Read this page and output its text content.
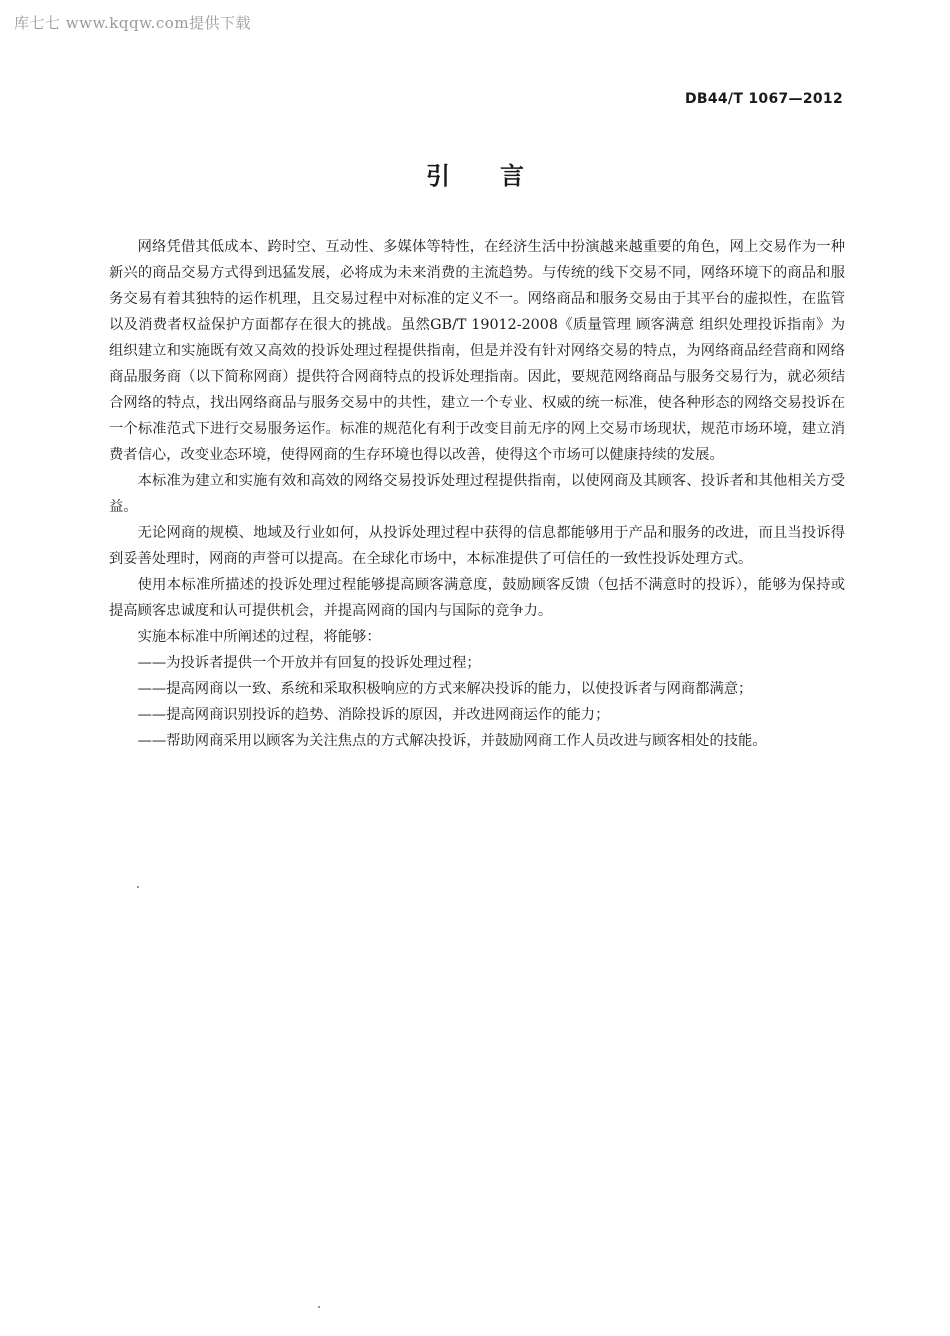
库七七 www.kqqw.com提供下载
DB44/T 1067—2012
引言

网络凭借其低成本、跨时空、互动性、多媒体等特性，在经济生活中扮演越来越重要的角色，网上交易作为一种新兴的商品交易方式得到迅猛发展，必将成为未来消费的主流趋势。与传统的线下交易不同，网络环境下的商品和服务交易有着其独特的运作机理，且交易过程中对标准的定义不一。网络商品和服务交易由于其平台的虚拟性，在监管以及消费者权益保护方面都存在很大的挑战。虽然GB/T 19012-2008《质量管理 顾客满意 组织处理投诉指南》为组织建立和实施既有效又高效的投诉处理过程提供指南，但是并没有针对网络交易的特点，为网络商品经营商和网络商品服务商（以下简称网商）提供符合网商特点的投诉处理指南。因此，要规范网络商品与服务交易行为，就必须结合网络的特点，找出网络商品与服务交易中的共性，建立一个专业、权威的统一标准，使各种形态的网络交易投诉在一个标准范式下进行交易服务运作。标准的规范化有利于改变目前无序的网上交易市场现状，规范市场环境，建立消费者信心，改变业态环境，使得网商的生存环境也得以改善，使得这个市场可以健康持续的发展。

本标准为建立和实施有效和高效的网络交易投诉处理过程提供指南，以使网商及其顾客、投诉者和其他相关方受益。

无论网商的规模、地域及行业如何，从投诉处理过程中获得的信息都能够用于产品和服务的改进，而且当投诉得到妥善处理时，网商的声誉可以提高。在全球化市场中，本标准提供了可信任的一致性投诉处理方式。

使用本标准所描述的投诉处理过程能够提高顾客满意度，鼓励顾客反馈（包括不满意时的投诉），能够为保持或提高顾客忠诚度和认可提供机会，并提高网商的国内与国际的竞争力。

实施本标准中所阐述的过程，将能够：

——为投诉者提供一个开放并有回复的投诉处理过程；

——提高网商以一致、系统和采取积极响应的方式来解决投诉的能力，以使投诉者与网商都满意；

——提高网商识别投诉的趋势、消除投诉的原因，并改进网商运作的能力；

——帮助网商采用以顾客为关注焦点的方式解决投诉，并鼓励网商工作人员改进与顾客相处的技能。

★ ★ ★

Write the records out again in full, exactly, and skip every picture.

* **Task output**
Read this page and output its text content.
库七七 www.kqqw.com提供下载
DB44/T 1067—2012
引言

网络凭借其低成本、跨时空、互动性、多媒体等特性，在经济生活中扮演越来越重要的角色，网上交易作为一种新兴的商品交易方式得到迅猛发展，必将成为未来消费的主流趋势。与传统的线下交易不同，网络环境下的商品和服务交易有着其独特的运作机理，且交易过程中对标准的定义不一。网络商品和服务交易由于其平台的虚拟性，在监管以及消费者权益保护方面都存在很大的挑战。虽然GB/T 19012-2008《质量管理 顾客满意 组织处理投诉指南》为组织建立和实施既有效又高效的投诉处理过程提供指南，但是并没有针对网络交易的特点，为网络商品经营商和网络商品服务商（以下简称网商）提供符合网商特点的投诉处理指南。因此，要规范网络商品与服务交易行为，就必须结合网络的特点，找出网络商品与服务交易中的共性，建立一个专业、权威的统一标准，使各种形态的网络交易投诉在一个标准范式下进行交易服务运作。标准的规范化有利于改变目前无序的网上交易市场现状，规范市场环境，建立消费者信心，改变业态环境，使得网商的生存环境也得以改善，使得这个市场可以健康持续的发展。

本标准为建立和实施有效和高效的网络交易投诉处理过程提供指南，以使网商及其顾客、投诉者和其他相关方受益。

无论网商的规模、地域及行业如何，从投诉处理过程中获得的信息都能够用于产品和服务的改进，而且当投诉得到妥善处理时，网商的声誉可以提高。在全球化市场中，本标准提供了可信任的一致性投诉处理方式。

使用本标准所描述的投诉处理过程能够提高顾客满意度，鼓励顾客反馈（包括不满意时的投诉），能够为保持或提高顾客忠诚度和认可提供机会，并提高网商的国内与国际的竞争力。

实施本标准中所阐述的过程，将能够：

——为投诉者提供一个开放并有回复的投诉处理过程；

——提高网商以一致、系统和采取积极响应的方式来解决投诉的能力，以使投诉者与网商都满意；

——提高网商识别投诉的趋势、消除投诉的原因，并改进网商运作的能力；

——帮助网商采用以顾客为关注焦点的方式解决投诉，并鼓励网商工作人员改进与顾客相处的技能。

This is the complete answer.